» Dataset rows

====================

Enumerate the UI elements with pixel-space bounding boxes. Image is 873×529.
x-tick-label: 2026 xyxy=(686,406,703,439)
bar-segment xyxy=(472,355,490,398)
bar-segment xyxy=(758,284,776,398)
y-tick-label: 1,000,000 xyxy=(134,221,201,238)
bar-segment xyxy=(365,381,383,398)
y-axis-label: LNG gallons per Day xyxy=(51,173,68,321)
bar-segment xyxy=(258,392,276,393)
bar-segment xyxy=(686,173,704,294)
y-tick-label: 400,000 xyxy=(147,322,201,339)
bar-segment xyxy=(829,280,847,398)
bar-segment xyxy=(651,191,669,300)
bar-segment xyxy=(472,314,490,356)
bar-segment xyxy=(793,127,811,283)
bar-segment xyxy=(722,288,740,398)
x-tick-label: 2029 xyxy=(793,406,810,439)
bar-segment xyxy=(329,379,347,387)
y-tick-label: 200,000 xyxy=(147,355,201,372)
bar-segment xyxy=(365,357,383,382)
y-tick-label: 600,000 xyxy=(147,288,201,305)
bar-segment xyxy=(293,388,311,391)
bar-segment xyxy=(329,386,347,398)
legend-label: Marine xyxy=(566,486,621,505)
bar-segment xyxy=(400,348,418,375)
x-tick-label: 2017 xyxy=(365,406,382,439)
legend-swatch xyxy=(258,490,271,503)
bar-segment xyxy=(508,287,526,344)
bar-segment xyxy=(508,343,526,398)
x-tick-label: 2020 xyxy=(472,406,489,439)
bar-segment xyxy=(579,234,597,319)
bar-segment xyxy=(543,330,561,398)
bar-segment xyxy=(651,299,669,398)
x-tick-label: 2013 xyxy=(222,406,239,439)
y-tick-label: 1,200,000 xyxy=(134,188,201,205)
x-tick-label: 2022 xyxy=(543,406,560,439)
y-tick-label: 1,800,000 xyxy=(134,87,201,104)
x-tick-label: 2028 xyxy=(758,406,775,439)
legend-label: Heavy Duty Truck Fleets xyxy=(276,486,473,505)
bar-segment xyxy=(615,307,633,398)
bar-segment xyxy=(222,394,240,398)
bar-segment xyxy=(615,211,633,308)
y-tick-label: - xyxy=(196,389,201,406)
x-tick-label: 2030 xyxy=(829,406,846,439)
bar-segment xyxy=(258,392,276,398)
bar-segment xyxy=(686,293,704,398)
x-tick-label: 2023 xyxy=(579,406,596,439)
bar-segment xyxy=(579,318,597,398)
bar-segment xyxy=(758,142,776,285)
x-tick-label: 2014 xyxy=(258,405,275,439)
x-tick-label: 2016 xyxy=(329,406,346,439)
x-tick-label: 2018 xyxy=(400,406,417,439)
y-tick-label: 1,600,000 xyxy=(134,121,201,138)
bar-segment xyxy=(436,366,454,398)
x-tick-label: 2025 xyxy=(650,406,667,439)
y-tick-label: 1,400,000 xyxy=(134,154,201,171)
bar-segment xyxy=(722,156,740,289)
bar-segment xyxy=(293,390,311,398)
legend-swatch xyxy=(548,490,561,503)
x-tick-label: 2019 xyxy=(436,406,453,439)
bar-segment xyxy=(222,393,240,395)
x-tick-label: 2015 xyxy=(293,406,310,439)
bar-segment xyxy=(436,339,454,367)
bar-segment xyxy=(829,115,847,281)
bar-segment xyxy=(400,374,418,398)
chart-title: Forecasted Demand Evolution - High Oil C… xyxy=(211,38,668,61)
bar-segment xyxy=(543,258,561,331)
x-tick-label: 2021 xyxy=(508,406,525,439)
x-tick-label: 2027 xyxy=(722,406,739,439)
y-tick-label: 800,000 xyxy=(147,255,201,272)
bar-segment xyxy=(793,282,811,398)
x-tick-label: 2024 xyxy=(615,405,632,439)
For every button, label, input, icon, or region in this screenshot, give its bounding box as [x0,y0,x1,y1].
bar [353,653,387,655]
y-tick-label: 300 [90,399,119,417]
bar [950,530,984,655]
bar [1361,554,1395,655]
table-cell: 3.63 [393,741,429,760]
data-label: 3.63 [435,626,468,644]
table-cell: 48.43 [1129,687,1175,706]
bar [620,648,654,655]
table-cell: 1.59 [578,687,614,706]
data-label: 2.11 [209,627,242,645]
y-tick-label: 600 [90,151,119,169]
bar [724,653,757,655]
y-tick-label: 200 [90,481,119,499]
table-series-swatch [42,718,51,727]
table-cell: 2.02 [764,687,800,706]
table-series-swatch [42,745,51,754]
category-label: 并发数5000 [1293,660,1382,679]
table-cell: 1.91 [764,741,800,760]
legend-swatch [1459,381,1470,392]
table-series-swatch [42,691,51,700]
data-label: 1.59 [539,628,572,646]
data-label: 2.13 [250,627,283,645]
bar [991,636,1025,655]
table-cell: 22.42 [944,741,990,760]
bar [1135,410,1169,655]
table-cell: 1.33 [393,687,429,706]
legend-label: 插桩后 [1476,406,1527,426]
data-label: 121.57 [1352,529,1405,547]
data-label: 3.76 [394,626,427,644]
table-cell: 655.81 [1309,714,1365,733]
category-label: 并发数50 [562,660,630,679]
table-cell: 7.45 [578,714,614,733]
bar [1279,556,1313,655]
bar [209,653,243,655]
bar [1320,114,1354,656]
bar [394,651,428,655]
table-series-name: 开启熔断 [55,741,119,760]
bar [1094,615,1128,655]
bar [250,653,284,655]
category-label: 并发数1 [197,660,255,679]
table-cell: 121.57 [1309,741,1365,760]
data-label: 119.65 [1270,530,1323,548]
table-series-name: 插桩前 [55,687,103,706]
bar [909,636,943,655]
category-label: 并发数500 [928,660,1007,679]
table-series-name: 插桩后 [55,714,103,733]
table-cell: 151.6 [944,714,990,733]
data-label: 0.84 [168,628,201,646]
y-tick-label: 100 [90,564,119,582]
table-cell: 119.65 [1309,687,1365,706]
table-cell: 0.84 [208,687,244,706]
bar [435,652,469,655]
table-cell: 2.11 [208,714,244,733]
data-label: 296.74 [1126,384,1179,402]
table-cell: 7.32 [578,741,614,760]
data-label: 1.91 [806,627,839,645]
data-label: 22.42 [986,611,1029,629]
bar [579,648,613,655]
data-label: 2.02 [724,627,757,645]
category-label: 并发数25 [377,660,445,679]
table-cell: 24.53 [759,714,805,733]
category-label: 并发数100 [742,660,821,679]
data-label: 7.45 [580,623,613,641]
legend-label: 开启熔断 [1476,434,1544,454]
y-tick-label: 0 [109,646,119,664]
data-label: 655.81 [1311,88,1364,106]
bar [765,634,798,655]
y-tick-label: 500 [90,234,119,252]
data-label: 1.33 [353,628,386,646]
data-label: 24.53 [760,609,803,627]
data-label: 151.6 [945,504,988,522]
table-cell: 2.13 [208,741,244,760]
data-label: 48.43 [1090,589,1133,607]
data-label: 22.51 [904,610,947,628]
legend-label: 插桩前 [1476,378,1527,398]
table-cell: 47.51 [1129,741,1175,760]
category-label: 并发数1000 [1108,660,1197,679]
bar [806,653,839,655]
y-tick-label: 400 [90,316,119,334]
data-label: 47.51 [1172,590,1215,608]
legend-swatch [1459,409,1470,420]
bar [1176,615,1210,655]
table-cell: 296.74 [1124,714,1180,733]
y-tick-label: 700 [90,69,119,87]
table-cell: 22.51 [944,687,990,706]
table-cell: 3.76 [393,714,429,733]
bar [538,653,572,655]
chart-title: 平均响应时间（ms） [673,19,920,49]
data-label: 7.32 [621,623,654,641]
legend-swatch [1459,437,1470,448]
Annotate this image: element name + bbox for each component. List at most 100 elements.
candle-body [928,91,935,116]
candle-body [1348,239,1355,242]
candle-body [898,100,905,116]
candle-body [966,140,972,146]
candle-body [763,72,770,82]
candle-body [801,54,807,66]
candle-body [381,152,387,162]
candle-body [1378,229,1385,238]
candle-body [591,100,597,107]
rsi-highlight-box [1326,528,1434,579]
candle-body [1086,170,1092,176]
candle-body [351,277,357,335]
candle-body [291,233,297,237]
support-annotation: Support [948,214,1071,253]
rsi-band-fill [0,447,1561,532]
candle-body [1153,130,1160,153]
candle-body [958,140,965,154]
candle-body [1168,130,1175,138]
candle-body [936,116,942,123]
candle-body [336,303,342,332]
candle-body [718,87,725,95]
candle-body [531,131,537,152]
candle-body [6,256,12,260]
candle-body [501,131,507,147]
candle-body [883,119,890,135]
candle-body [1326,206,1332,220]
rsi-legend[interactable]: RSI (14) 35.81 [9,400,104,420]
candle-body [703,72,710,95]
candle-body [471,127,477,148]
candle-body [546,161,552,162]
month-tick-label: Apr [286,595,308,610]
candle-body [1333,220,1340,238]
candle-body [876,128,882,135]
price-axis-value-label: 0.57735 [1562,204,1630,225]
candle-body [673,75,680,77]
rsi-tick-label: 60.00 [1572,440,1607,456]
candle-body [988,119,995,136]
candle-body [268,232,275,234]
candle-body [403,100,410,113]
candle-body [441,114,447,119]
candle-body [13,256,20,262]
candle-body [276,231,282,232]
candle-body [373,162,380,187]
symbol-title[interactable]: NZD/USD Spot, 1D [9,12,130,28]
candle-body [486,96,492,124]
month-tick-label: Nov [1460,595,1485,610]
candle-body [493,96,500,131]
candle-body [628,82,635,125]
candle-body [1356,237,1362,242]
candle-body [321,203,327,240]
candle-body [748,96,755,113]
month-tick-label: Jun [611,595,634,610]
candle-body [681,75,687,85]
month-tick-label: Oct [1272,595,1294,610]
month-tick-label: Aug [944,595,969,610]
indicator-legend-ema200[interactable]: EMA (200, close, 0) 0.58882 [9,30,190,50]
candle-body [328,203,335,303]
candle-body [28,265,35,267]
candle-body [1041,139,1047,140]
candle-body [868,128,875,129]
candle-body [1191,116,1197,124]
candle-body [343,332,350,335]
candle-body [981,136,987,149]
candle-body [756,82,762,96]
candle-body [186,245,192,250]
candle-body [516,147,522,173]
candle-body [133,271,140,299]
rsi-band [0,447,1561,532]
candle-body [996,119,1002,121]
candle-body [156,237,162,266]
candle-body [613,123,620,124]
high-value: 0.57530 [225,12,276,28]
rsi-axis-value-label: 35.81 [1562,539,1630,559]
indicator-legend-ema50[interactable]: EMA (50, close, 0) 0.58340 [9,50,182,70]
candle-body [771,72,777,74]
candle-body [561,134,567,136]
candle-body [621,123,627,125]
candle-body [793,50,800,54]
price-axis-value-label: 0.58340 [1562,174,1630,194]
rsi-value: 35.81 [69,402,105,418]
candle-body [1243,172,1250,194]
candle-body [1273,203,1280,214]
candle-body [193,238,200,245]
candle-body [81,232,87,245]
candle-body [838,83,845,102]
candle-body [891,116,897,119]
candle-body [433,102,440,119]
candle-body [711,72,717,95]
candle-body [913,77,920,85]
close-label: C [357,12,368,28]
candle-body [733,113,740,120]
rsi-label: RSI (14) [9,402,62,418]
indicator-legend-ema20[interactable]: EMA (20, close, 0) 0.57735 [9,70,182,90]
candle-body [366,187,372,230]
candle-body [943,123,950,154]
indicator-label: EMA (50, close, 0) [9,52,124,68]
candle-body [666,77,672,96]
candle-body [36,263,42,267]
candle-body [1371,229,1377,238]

====================

» SHORT TASK
Convert the rows from the beginning through the line containing "y-tick-label: 600,000 xyxy=(147,288,201,305)" into a JSON list of strings, with one string for each line and blank lines omitted.

» RESPONSE TO THIS EXERCISE
[
  "Enumerate the UI elements with pixel-space bounding boxes. Image is 873×529.",
  "x-tick-label: 2026 xyxy=(686,406,703,439)",
  "bar-segment xyxy=(472,355,490,398)",
  "bar-segment xyxy=(758,284,776,398)",
  "y-tick-label: 1,000,000 xyxy=(134,221,201,238)",
  "bar-segment xyxy=(365,381,383,398)",
  "y-axis-label: LNG gallons per Day xyxy=(51,173,68,321)",
  "bar-segment xyxy=(258,392,276,393)",
  "bar-segment xyxy=(686,173,704,294)",
  "y-tick-label: 400,000 xyxy=(147,322,201,339)",
  "bar-segment xyxy=(829,280,847,398)",
  "bar-segment xyxy=(651,191,669,300)",
  "bar-segment xyxy=(472,314,490,356)",
  "bar-segment xyxy=(793,127,811,283)",
  "bar-segment xyxy=(722,288,740,398)",
  "x-tick-label: 2029 xyxy=(793,406,810,439)",
  "bar-segment xyxy=(329,379,347,387)",
  "y-tick-label: 200,000 xyxy=(147,355,201,372)",
  "bar-segment xyxy=(365,357,383,382)",
  "y-tick-label: 600,000 xyxy=(147,288,201,305)"
]